### [Source data]
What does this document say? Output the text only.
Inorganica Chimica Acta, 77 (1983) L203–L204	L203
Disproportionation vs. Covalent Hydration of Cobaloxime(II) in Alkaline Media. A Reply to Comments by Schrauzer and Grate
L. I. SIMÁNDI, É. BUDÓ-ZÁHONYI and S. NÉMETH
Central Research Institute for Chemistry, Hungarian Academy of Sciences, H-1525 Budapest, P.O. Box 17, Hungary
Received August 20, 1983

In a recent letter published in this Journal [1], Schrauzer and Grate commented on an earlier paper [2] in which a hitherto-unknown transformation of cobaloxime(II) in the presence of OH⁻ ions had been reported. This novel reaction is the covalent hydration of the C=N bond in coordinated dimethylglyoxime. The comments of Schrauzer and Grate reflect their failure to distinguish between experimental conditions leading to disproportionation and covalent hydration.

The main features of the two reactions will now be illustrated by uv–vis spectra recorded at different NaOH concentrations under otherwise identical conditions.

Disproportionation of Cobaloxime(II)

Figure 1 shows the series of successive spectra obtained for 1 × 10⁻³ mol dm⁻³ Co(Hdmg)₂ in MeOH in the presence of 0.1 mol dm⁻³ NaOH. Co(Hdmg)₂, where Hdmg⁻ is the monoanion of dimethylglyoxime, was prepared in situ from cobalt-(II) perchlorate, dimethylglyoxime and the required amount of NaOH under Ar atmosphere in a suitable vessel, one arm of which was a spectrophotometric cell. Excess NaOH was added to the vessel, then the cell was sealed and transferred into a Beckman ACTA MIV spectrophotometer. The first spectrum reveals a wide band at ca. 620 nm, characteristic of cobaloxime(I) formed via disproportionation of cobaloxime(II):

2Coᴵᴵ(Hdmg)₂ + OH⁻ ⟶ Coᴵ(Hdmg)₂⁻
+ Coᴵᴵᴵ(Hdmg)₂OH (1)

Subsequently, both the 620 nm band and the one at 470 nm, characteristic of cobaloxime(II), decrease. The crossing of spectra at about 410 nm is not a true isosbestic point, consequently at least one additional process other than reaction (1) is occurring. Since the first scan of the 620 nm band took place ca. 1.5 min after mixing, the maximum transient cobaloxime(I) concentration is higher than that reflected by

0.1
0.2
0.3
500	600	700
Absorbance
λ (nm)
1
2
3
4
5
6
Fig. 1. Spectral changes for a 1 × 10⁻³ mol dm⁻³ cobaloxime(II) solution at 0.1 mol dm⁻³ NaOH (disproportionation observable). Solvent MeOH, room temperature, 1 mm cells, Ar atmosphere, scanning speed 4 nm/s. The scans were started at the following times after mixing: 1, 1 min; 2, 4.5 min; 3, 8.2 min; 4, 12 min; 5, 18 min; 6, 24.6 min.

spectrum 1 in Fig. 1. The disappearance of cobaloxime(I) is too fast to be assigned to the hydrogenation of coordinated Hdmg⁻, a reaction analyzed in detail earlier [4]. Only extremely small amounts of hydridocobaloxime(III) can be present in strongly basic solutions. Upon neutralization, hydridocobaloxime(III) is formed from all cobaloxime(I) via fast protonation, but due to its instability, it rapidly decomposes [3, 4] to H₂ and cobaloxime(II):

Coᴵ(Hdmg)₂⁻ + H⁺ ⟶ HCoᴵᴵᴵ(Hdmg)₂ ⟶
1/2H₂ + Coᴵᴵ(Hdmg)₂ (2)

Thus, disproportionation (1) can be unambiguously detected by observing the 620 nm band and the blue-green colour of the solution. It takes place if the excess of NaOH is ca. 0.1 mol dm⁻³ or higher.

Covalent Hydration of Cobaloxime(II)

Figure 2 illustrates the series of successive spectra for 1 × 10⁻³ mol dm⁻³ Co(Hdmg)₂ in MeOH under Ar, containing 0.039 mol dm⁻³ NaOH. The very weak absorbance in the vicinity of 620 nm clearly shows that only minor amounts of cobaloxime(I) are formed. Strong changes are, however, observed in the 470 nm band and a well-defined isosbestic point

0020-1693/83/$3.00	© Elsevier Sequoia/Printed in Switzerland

---

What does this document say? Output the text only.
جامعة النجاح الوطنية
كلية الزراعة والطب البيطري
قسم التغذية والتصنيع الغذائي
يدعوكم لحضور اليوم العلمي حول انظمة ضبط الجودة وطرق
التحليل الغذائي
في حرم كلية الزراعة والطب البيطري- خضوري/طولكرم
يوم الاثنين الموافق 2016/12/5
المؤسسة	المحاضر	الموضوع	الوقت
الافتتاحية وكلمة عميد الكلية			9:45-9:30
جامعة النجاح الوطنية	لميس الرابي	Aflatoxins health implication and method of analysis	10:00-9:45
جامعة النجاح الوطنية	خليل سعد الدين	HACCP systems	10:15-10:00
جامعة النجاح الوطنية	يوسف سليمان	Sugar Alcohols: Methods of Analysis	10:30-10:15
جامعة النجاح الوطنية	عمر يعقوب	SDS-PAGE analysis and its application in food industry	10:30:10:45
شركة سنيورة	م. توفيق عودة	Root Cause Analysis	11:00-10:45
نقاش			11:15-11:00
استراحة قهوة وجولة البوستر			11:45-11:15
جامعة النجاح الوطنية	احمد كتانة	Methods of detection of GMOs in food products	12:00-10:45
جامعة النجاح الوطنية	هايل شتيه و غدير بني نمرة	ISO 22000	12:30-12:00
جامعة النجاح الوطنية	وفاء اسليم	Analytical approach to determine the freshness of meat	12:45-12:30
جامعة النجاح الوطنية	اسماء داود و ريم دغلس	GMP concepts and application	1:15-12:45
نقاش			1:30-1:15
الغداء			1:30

### [Your goal]
Copy each line of the listing that carries the string "الغذائي".

### [The completed task]
قسم التغذية والتصنيع الغذائي
التحليل الغذائي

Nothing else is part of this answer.